Texto dado:

--------------------

El primer hombre que se llamó Dionisio - Fundación IPA





El primer hombre que se llamó Dionisio. Un texto de Alejandro Nespral.

a tu recuerdo,
maestro,
aunque no me acuerde de tu cara

Parece que ahora no se puede hacer nada sin internet. Ahí lo tengo a mi hijo, cerca de cumplir su primera década, imposibilitado de terminar su tarea de Ciencias Sociales sin una computadora al lado. No sólo porque tenga que guglear la fecha de nacimiento de San Martín o descubrir que su hija se llamaba Mercedes, sino porque mandan las consignas por mail. Entonces ahí voy yo, con mis atrasos tecnológicos, con la batalla de restringirle la tecnología perdida de antemano, a decirle que hoy intente hacer las cosas del colegio sin pantallas. Y ahí viene él, con la tranquilidad de quien sabe que su ancho de espadas es imbatible, con su argumento 2.0: “Papá, si no prendo la compu, no puedo ni hacer la tarea”.

Siento cómo una tribuna invisible celebra el ni.

--------------------

Líneas mostradas:
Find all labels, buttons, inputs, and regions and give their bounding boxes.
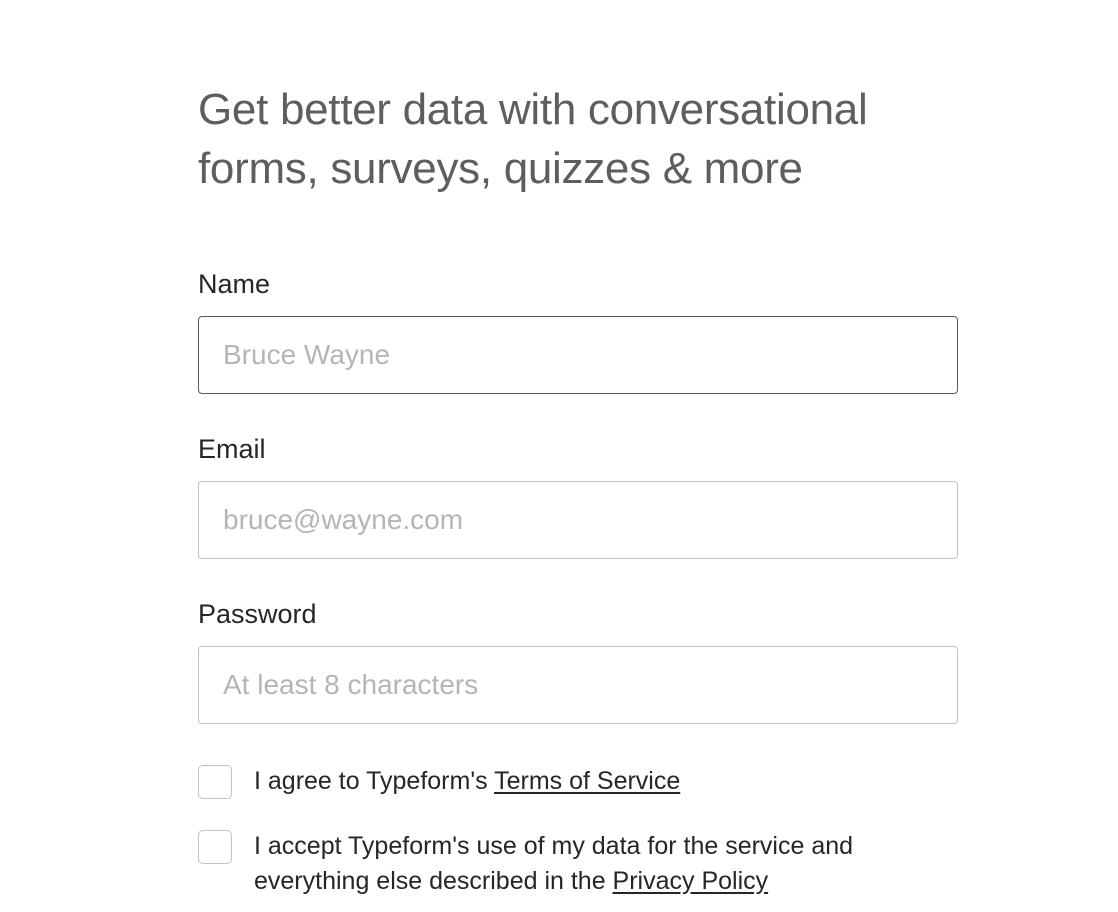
page-heading: Get better data with conversational form…: [198, 80, 958, 199]
email-field-group: Email: [198, 434, 958, 559]
privacy-consent-row: I accept Typeform's use of my data for t…: [198, 829, 958, 899]
signup-form: Get better data with conversational form…: [198, 80, 958, 899]
password-label: Password: [198, 599, 958, 630]
terms-of-service-link[interactable]: Terms of Service: [494, 767, 680, 795]
privacy-checkbox[interactable]: [198, 830, 232, 864]
terms-checkbox[interactable]: [198, 765, 232, 799]
terms-consent-row: I agree to Typeform's Terms of Service: [198, 764, 958, 799]
email-input[interactable]: [198, 481, 958, 559]
terms-label: I agree to Typeform's Terms of Service: [254, 764, 680, 799]
name-input[interactable]: [198, 316, 958, 394]
privacy-policy-link[interactable]: Privacy Policy: [613, 867, 769, 895]
terms-text: I agree to Typeform's: [254, 767, 494, 795]
email-label: Email: [198, 434, 958, 465]
name-field-group: Name: [198, 269, 958, 394]
password-input[interactable]: [198, 646, 958, 724]
privacy-label: I accept Typeform's use of my data for t…: [254, 829, 958, 899]
password-field-group: Password: [198, 599, 958, 724]
name-label: Name: [198, 269, 958, 300]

--------------------

En qué consiste:
En el texto sobre el hijo y su tarea de Ciencias Sociales, ¿qué otro motivo, además de buscar datos en internet, hace que el chico necesite una computadora?

Resultado del ejercicio:
Que las consignas se las mandan por mail.